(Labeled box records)
########################################

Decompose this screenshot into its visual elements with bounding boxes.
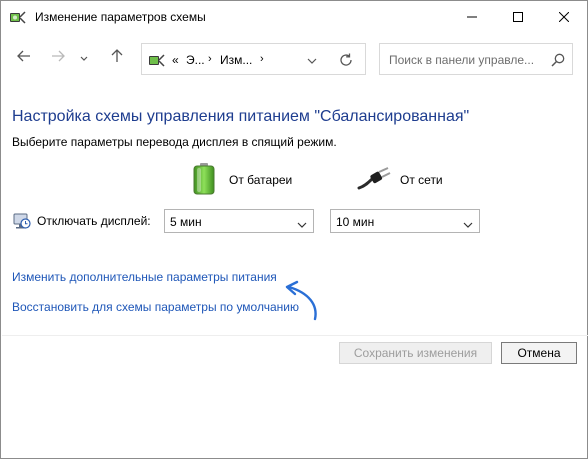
title-bar[interactable]: Изменение параметров схемы	[1, 1, 587, 33]
close-button[interactable]	[541, 1, 587, 33]
monitor-clock-icon	[13, 212, 31, 230]
page-description: Выберите параметры перевода дисплея в сп…	[12, 135, 337, 149]
breadcrumb-overflow[interactable]: «	[172, 53, 179, 67]
arrow-left-icon	[17, 49, 31, 67]
cancel-button[interactable]: Отмена	[501, 342, 577, 364]
power-options-icon	[148, 51, 166, 69]
display-off-battery-select[interactable]: 5 мин	[164, 209, 314, 233]
breadcrumb-item[interactable]: Э...	[186, 53, 205, 67]
advanced-power-settings-link[interactable]: Изменить дополнительные параметры питани…	[12, 270, 277, 284]
recent-locations-button[interactable]	[77, 47, 91, 69]
display-off-label: Отключать дисплей:	[37, 214, 151, 228]
search-box[interactable]: Поиск в панели управле...	[379, 43, 573, 75]
select-value: 10 мин	[336, 215, 375, 229]
window: Изменение параметров схемы « Э... › Изм.…	[0, 0, 588, 459]
up-button[interactable]	[106, 47, 128, 69]
breadcrumb-separator[interactable]: ›	[208, 53, 212, 65]
search-icon[interactable]	[551, 53, 565, 67]
maximize-icon	[513, 12, 523, 22]
battery-icon	[193, 163, 215, 200]
forward-button[interactable]	[47, 47, 69, 69]
save-button[interactable]: Сохранить изменения	[339, 342, 492, 364]
page-title: Настройка схемы управления питанием "Сба…	[12, 108, 470, 125]
breadcrumb-item[interactable]: Изм...	[220, 53, 252, 67]
annotation-arrow-icon	[283, 279, 323, 325]
breadcrumb-separator[interactable]: ›	[260, 53, 264, 65]
chevron-down-icon	[463, 217, 473, 228]
plugged-column-label: От сети	[400, 173, 443, 187]
back-button[interactable]	[13, 47, 35, 69]
minimize-button[interactable]	[449, 1, 495, 33]
search-input[interactable]: Поиск в панели управле...	[389, 53, 534, 67]
battery-column-label: От батареи	[229, 173, 293, 187]
arrow-up-icon	[111, 48, 123, 68]
footer-divider	[2, 335, 588, 336]
power-options-icon	[9, 8, 27, 26]
maximize-button[interactable]	[495, 1, 541, 33]
display-off-plugged-select[interactable]: 10 мин	[330, 209, 480, 233]
chevron-down-icon[interactable]	[306, 54, 318, 66]
close-icon	[559, 12, 569, 22]
address-bar[interactable]: « Э... › Изм... ›	[141, 43, 366, 75]
select-value: 5 мин	[170, 215, 202, 229]
power-plug-icon	[357, 166, 391, 195]
window-title: Изменение параметров схемы	[35, 10, 206, 24]
minimize-icon	[467, 12, 477, 22]
arrow-right-icon	[51, 49, 65, 67]
chevron-down-icon	[80, 49, 88, 67]
restore-defaults-link[interactable]: Восстановить для схемы параметры по умол…	[12, 300, 299, 314]
refresh-icon[interactable]	[338, 52, 354, 68]
chevron-down-icon	[297, 217, 307, 228]
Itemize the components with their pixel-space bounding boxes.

########################################

TO DO: Write out every line of the listing above exactly as it stands, leaving out the pictures.

TASK RESPONSE:
Decompose this screenshot into its visual elements with bounding boxes.
title-bar[interactable]: Изменение параметров схемы	[1, 1, 587, 33]
close-button[interactable]	[541, 1, 587, 33]
monitor-clock-icon	[13, 212, 31, 230]
page-description: Выберите параметры перевода дисплея в сп…	[12, 135, 337, 149]
breadcrumb-overflow[interactable]: «	[172, 53, 179, 67]
arrow-left-icon	[17, 49, 31, 67]
cancel-button[interactable]: Отмена	[501, 342, 577, 364]
power-options-icon	[148, 51, 166, 69]
display-off-battery-select[interactable]: 5 мин	[164, 209, 314, 233]
breadcrumb-item[interactable]: Э...	[186, 53, 205, 67]
advanced-power-settings-link[interactable]: Изменить дополнительные параметры питани…	[12, 270, 277, 284]
recent-locations-button[interactable]	[77, 47, 91, 69]
display-off-label: Отключать дисплей:	[37, 214, 151, 228]
search-box[interactable]: Поиск в панели управле...	[379, 43, 573, 75]
select-value: 10 мин	[336, 215, 375, 229]
window: Изменение параметров схемы « Э... › Изм.…	[0, 0, 588, 459]
up-button[interactable]	[106, 47, 128, 69]
breadcrumb-separator[interactable]: ›	[208, 53, 212, 65]
search-icon[interactable]	[551, 53, 565, 67]
maximize-icon	[513, 12, 523, 22]
battery-icon	[193, 163, 215, 200]
forward-button[interactable]	[47, 47, 69, 69]
save-button[interactable]: Сохранить изменения	[339, 342, 492, 364]
page-title: Настройка схемы управления питанием "Сба…	[12, 108, 470, 125]
breadcrumb-item[interactable]: Изм...	[220, 53, 252, 67]
annotation-arrow-icon	[283, 279, 323, 325]
breadcrumb-separator[interactable]: ›	[260, 53, 264, 65]
chevron-down-icon	[463, 217, 473, 228]
plugged-column-label: От сети	[400, 173, 443, 187]
back-button[interactable]	[13, 47, 35, 69]
minimize-button[interactable]	[449, 1, 495, 33]
search-input[interactable]: Поиск в панели управле...	[389, 53, 534, 67]
battery-column-label: От батареи	[229, 173, 293, 187]
arrow-up-icon	[111, 48, 123, 68]
footer-divider	[2, 335, 588, 336]
power-options-icon	[9, 8, 27, 26]
maximize-button[interactable]	[495, 1, 541, 33]
display-off-plugged-select[interactable]: 10 мин	[330, 209, 480, 233]
chevron-down-icon[interactable]	[306, 54, 318, 66]
close-icon	[559, 12, 569, 22]
address-bar[interactable]: « Э... › Изм... ›	[141, 43, 366, 75]
select-value: 5 мин	[170, 215, 202, 229]
power-plug-icon	[357, 166, 391, 195]
window-title: Изменение параметров схемы	[35, 10, 206, 24]
minimize-icon	[467, 12, 477, 22]
arrow-right-icon	[51, 49, 65, 67]
chevron-down-icon	[80, 49, 88, 67]
restore-defaults-link[interactable]: Восстановить для схемы параметры по умол…	[12, 300, 299, 314]
refresh-icon[interactable]	[338, 52, 354, 68]
chevron-down-icon	[297, 217, 307, 228]
Itemize the components with their pixel-space bounding boxes.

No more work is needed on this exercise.